EXERCISE AIM: Return the whole listing exactly as it stands.

DATA LISTING:

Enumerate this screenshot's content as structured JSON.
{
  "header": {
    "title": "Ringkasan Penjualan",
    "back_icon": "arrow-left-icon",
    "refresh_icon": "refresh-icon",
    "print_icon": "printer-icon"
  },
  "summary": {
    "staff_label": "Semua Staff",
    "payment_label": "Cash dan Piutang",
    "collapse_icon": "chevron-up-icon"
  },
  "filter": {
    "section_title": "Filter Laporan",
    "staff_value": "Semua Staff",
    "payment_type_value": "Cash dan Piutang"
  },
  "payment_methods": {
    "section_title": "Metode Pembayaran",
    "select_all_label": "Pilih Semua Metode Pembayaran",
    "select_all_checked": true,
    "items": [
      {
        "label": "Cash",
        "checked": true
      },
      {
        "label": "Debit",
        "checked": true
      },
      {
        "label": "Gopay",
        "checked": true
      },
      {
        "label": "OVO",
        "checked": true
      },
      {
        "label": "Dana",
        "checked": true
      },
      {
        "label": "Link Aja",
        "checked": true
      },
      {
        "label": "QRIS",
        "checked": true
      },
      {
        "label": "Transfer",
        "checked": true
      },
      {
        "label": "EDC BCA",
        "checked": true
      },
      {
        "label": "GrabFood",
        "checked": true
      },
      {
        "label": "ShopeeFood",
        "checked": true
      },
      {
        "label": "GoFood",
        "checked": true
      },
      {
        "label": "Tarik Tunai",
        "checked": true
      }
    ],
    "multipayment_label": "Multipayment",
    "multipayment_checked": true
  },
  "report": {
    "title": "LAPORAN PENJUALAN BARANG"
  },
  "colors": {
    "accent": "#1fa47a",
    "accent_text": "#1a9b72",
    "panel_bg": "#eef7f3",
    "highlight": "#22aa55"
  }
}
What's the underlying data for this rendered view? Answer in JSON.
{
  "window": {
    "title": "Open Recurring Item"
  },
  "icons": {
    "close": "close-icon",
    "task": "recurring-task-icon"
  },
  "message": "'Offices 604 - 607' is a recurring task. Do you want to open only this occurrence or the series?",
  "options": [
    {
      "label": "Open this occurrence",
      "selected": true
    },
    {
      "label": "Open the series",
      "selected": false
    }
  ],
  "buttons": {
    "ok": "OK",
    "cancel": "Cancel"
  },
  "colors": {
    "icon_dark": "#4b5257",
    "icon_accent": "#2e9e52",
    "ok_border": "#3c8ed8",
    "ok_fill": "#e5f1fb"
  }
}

TASK OUTPUT:
Enumerate this screenshot's content as structured JSON.
{
  "header": {
    "title": "Ringkasan Penjualan",
    "back_icon": "arrow-left-icon",
    "refresh_icon": "refresh-icon",
    "print_icon": "printer-icon"
  },
  "summary": {
    "staff_label": "Semua Staff",
    "payment_label": "Cash dan Piutang",
    "collapse_icon": "chevron-up-icon"
  },
  "filter": {
    "section_title": "Filter Laporan",
    "staff_value": "Semua Staff",
    "payment_type_value": "Cash dan Piutang"
  },
  "payment_methods": {
    "section_title": "Metode Pembayaran",
    "select_all_label": "Pilih Semua Metode Pembayaran",
    "select_all_checked": true,
    "items": [
      {
        "label": "Cash",
        "checked": true
      },
      {
        "label": "Debit",
        "checked": true
      },
      {
        "label": "Gopay",
        "checked": true
      },
      {
        "label": "OVO",
        "checked": true
      },
      {
        "label": "Dana",
        "checked": true
      },
      {
        "label": "Link Aja",
        "checked": true
      },
      {
        "label": "QRIS",
        "checked": true
      },
      {
        "label": "Transfer",
        "checked": true
      },
      {
        "label": "EDC BCA",
        "checked": true
      },
      {
        "label": "GrabFood",
        "checked": true
      },
      {
        "label": "ShopeeFood",
        "checked": true
      },
      {
        "label": "GoFood",
        "checked": true
      },
      {
        "label": "Tarik Tunai",
        "checked": true
      }
    ],
    "multipayment_label": "Multipayment",
    "multipayment_checked": true
  },
  "report": {
    "title": "LAPORAN PENJUALAN BARANG"
  },
  "colors": {
    "accent": "#1fa47a",
    "accent_text": "#1a9b72",
    "panel_bg": "#eef7f3",
    "highlight": "#22aa55"
  }
}
What's the underlying data for this rendered view? Answer in JSON.
{
  "window": {
    "title": "Open Recurring Item"
  },
  "icons": {
    "close": "close-icon",
    "task": "recurring-task-icon"
  },
  "message": "'Offices 604 - 607' is a recurring task. Do you want to open only this occurrence or the series?",
  "options": [
    {
      "label": "Open this occurrence",
      "selected": true
    },
    {
      "label": "Open the series",
      "selected": false
    }
  ],
  "buttons": {
    "ok": "OK",
    "cancel": "Cancel"
  },
  "colors": {
    "icon_dark": "#4b5257",
    "icon_accent": "#2e9e52",
    "ok_border": "#3c8ed8",
    "ok_fill": "#e5f1fb"
  }
}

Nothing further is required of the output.